Stated task >> Go through the entries one line at a time, and gather every line that has the word "this".
┌────────
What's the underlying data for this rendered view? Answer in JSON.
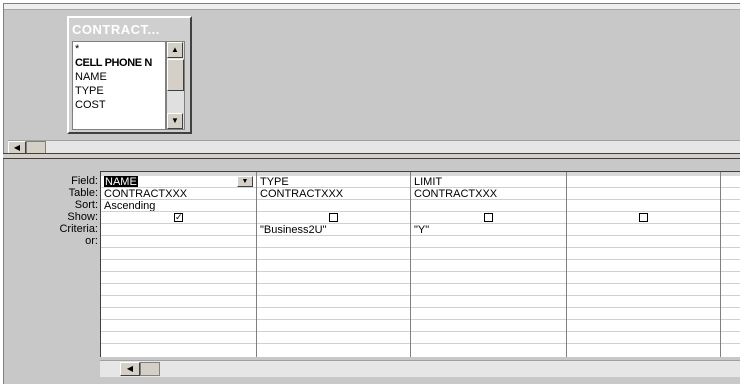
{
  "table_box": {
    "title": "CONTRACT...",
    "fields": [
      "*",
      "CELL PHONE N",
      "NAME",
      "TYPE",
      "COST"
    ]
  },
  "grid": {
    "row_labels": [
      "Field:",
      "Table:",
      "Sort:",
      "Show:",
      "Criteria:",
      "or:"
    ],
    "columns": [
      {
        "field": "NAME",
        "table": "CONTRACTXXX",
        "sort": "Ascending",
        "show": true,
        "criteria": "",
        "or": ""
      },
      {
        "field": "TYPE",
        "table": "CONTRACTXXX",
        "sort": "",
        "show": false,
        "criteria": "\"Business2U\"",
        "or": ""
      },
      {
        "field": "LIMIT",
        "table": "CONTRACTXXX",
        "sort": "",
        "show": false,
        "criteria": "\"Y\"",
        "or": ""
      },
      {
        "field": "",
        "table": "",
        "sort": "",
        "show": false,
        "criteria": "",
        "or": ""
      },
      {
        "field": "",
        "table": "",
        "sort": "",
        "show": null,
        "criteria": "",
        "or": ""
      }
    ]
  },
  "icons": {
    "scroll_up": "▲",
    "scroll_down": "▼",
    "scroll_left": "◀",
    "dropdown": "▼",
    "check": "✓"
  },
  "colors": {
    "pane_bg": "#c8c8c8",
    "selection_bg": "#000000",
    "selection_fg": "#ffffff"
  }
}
└────────
┌────────
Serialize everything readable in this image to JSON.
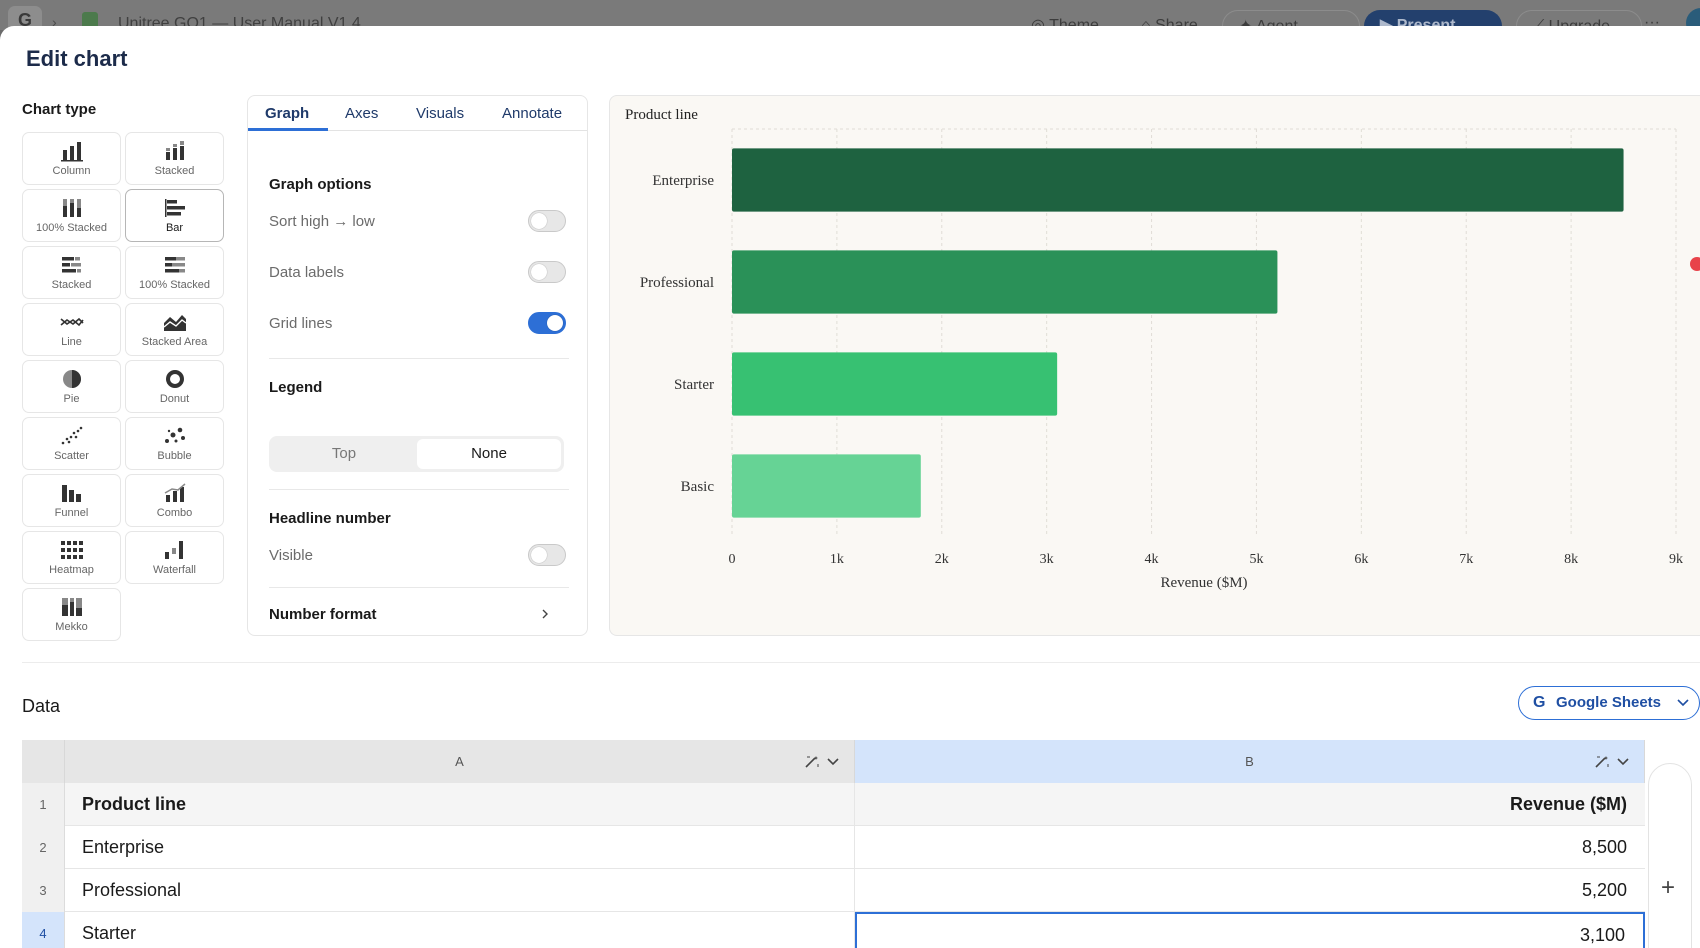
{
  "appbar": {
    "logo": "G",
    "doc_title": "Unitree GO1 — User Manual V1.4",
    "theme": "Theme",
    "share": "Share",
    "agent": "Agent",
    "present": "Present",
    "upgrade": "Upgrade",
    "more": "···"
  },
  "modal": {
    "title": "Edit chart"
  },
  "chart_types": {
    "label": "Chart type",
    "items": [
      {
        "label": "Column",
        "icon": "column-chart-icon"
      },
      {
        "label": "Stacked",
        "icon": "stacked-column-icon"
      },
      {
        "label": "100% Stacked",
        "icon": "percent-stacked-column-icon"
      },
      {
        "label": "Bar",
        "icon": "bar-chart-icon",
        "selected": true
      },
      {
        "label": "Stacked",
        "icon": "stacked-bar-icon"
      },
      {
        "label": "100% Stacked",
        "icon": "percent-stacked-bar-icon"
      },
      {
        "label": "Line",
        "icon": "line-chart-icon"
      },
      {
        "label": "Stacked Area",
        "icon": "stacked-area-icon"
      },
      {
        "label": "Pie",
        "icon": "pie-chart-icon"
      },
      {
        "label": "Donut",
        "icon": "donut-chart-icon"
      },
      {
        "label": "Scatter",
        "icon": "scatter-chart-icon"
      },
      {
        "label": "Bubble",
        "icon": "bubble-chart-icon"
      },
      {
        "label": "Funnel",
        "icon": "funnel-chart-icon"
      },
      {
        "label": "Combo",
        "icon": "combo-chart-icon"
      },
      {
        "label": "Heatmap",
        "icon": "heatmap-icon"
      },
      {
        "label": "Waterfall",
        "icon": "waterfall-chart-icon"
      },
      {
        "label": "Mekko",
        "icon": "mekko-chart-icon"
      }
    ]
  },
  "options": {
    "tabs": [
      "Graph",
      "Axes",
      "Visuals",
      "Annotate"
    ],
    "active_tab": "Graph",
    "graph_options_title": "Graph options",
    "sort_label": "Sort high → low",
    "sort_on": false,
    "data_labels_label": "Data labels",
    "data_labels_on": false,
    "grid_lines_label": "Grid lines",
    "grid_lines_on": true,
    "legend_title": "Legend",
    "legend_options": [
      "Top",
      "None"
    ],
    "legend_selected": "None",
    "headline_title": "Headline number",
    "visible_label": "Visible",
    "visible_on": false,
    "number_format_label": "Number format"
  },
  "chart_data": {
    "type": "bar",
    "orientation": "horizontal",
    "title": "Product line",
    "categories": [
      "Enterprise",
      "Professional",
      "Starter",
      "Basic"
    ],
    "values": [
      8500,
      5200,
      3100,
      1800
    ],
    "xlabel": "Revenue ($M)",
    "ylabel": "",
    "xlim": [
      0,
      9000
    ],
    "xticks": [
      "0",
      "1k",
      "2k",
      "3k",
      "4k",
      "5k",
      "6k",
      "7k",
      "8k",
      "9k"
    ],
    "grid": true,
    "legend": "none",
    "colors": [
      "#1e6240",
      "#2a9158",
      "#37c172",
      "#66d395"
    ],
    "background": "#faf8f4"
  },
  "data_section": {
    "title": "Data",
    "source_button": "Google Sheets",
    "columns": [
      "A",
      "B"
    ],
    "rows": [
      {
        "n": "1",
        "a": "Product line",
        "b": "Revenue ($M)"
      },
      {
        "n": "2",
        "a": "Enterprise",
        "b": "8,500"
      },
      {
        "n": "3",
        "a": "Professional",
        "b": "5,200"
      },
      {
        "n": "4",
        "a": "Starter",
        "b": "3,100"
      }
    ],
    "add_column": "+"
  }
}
└────────
Written answer >>
What's the underlying data for this rendered view? Answer in JSON.
Serialize everything readable in this image to JSON.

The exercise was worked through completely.